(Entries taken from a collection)

•••

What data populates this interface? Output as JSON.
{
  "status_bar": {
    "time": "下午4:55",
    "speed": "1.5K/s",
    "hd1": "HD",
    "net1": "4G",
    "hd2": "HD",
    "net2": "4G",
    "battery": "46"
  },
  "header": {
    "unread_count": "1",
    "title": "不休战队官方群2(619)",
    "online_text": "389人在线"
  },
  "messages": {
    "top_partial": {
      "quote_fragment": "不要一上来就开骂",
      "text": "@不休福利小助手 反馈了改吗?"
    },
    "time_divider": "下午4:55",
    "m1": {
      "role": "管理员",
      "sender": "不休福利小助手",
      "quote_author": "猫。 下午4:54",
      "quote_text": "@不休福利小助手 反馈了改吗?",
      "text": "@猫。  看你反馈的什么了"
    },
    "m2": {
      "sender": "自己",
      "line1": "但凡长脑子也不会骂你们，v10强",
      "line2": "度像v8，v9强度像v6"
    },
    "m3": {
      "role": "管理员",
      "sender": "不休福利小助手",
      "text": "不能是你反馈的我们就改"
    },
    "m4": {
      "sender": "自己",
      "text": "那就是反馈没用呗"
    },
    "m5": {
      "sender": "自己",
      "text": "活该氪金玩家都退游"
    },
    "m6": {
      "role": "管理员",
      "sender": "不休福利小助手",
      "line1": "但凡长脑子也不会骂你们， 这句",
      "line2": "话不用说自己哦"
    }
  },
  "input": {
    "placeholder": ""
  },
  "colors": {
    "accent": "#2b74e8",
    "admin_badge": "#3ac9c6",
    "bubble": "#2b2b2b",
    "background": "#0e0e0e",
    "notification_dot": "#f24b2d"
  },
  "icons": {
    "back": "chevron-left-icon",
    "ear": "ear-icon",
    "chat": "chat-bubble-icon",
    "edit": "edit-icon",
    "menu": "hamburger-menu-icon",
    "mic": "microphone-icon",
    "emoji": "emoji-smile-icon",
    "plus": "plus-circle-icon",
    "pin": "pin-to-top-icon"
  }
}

•••

__Work to be completed__
Filter the entries down to the lines containing "反馈了改吗". Copy each of those lines.

__Response for this exercise__
      "text": "@不休福利小助手 反馈了改吗?"
      "quote_text": "@不休福利小助手 反馈了改吗?",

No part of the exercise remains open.